## TASK DETAILS
Transcribe the records below in full; pictures stay out of the copy.

═══ MATERIAL TO PROCESS

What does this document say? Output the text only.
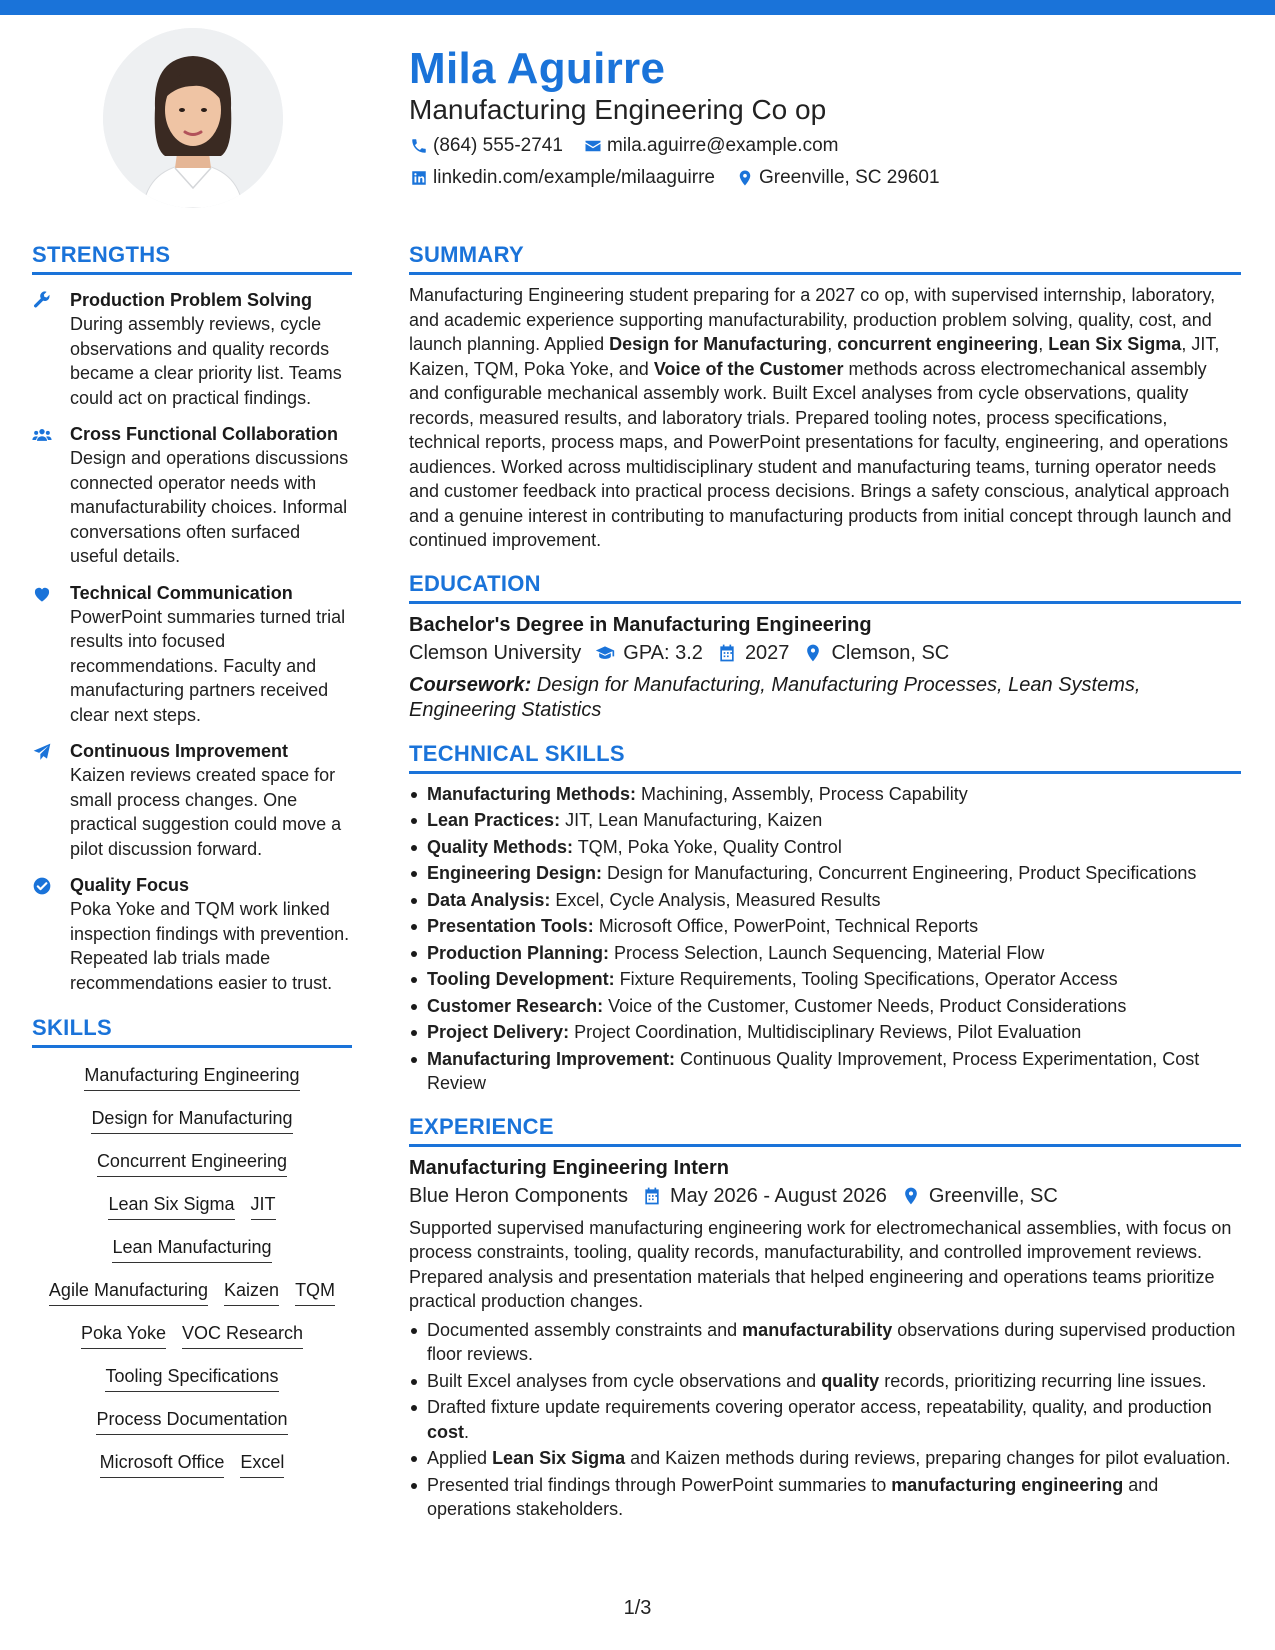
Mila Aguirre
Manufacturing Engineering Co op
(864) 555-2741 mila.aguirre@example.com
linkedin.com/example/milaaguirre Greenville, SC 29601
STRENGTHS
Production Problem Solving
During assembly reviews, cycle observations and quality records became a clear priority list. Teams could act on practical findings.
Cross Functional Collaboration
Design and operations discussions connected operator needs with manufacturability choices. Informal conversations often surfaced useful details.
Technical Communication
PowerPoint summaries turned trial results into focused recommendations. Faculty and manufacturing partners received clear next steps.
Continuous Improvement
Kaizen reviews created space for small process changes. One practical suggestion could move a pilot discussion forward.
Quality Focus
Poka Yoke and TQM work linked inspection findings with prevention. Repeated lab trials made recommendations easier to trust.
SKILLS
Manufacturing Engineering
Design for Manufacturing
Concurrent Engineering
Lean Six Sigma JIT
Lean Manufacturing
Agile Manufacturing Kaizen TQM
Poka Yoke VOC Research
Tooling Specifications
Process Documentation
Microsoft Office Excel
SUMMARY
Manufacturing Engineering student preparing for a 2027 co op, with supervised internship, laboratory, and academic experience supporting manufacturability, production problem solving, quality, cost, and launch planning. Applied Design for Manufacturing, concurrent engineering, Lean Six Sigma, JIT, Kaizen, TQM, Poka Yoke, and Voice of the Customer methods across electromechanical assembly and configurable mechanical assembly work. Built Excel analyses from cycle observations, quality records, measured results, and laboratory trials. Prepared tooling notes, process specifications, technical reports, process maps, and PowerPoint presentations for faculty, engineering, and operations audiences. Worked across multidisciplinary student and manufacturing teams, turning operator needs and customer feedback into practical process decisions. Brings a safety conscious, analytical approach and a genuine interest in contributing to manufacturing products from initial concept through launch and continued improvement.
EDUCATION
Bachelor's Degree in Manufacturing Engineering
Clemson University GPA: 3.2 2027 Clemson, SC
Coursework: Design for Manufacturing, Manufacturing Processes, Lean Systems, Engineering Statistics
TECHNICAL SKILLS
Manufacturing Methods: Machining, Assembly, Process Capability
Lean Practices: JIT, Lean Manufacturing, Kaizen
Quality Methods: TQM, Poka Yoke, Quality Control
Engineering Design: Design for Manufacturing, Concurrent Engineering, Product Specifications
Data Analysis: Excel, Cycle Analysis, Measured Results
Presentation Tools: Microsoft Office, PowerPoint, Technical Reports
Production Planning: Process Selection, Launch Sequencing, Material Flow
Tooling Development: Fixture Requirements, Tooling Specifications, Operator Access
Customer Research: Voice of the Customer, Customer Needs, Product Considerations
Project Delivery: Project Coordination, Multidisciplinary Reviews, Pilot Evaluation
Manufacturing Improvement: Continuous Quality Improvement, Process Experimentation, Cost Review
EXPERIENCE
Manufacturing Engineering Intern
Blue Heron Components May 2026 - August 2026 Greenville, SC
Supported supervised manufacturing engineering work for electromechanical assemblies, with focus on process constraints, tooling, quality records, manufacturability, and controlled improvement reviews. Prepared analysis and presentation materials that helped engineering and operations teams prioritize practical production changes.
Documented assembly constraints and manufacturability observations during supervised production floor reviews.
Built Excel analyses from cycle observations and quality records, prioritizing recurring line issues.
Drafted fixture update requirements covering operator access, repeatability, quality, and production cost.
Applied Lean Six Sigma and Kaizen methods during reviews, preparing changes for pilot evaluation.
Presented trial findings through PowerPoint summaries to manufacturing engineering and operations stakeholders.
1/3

══════

## OUTPUT OF THE TASK
What does this document say? Output the text only.
Mila Aguirre
Manufacturing Engineering Co op
(864) 555-2741 mila.aguirre@example.com
linkedin.com/example/milaaguirre Greenville, SC 29601
STRENGTHS
Production Problem Solving
During assembly reviews, cycle observations and quality records became a clear priority list. Teams could act on practical findings.
Cross Functional Collaboration
Design and operations discussions connected operator needs with manufacturability choices. Informal conversations often surfaced useful details.
Technical Communication
PowerPoint summaries turned trial results into focused recommendations. Faculty and manufacturing partners received clear next steps.
Continuous Improvement
Kaizen reviews created space for small process changes. One practical suggestion could move a pilot discussion forward.
Quality Focus
Poka Yoke and TQM work linked inspection findings with prevention. Repeated lab trials made recommendations easier to trust.
SKILLS
Manufacturing Engineering
Design for Manufacturing
Concurrent Engineering
Lean Six Sigma JIT
Lean Manufacturing
Agile Manufacturing Kaizen TQM
Poka Yoke VOC Research
Tooling Specifications
Process Documentation
Microsoft Office Excel
SUMMARY
Manufacturing Engineering student preparing for a 2027 co op, with supervised internship, laboratory, and academic experience supporting manufacturability, production problem solving, quality, cost, and launch planning. Applied Design for Manufacturing, concurrent engineering, Lean Six Sigma, JIT, Kaizen, TQM, Poka Yoke, and Voice of the Customer methods across electromechanical assembly and configurable mechanical assembly work. Built Excel analyses from cycle observations, quality records, measured results, and laboratory trials. Prepared tooling notes, process specifications, technical reports, process maps, and PowerPoint presentations for faculty, engineering, and operations audiences. Worked across multidisciplinary student and manufacturing teams, turning operator needs and customer feedback into practical process decisions. Brings a safety conscious, analytical approach and a genuine interest in contributing to manufacturing products from initial concept through launch and continued improvement.
EDUCATION
Bachelor's Degree in Manufacturing Engineering
Clemson University GPA: 3.2 2027 Clemson, SC
Coursework: Design for Manufacturing, Manufacturing Processes, Lean Systems, Engineering Statistics
TECHNICAL SKILLS
Manufacturing Methods: Machining, Assembly, Process Capability
Lean Practices: JIT, Lean Manufacturing, Kaizen
Quality Methods: TQM, Poka Yoke, Quality Control
Engineering Design: Design for Manufacturing, Concurrent Engineering, Product Specifications
Data Analysis: Excel, Cycle Analysis, Measured Results
Presentation Tools: Microsoft Office, PowerPoint, Technical Reports
Production Planning: Process Selection, Launch Sequencing, Material Flow
Tooling Development: Fixture Requirements, Tooling Specifications, Operator Access
Customer Research: Voice of the Customer, Customer Needs, Product Considerations
Project Delivery: Project Coordination, Multidisciplinary Reviews, Pilot Evaluation
Manufacturing Improvement: Continuous Quality Improvement, Process Experimentation, Cost Review
EXPERIENCE
Manufacturing Engineering Intern
Blue Heron Components May 2026 - August 2026 Greenville, SC
Supported supervised manufacturing engineering work for electromechanical assemblies, with focus on process constraints, tooling, quality records, manufacturability, and controlled improvement reviews. Prepared analysis and presentation materials that helped engineering and operations teams prioritize practical production changes.
Documented assembly constraints and manufacturability observations during supervised production floor reviews.
Built Excel analyses from cycle observations and quality records, prioritizing recurring line issues.
Drafted fixture update requirements covering operator access, repeatability, quality, and production cost.
Applied Lean Six Sigma and Kaizen methods during reviews, preparing changes for pilot evaluation.
Presented trial findings through PowerPoint summaries to manufacturing engineering and operations stakeholders.
1/3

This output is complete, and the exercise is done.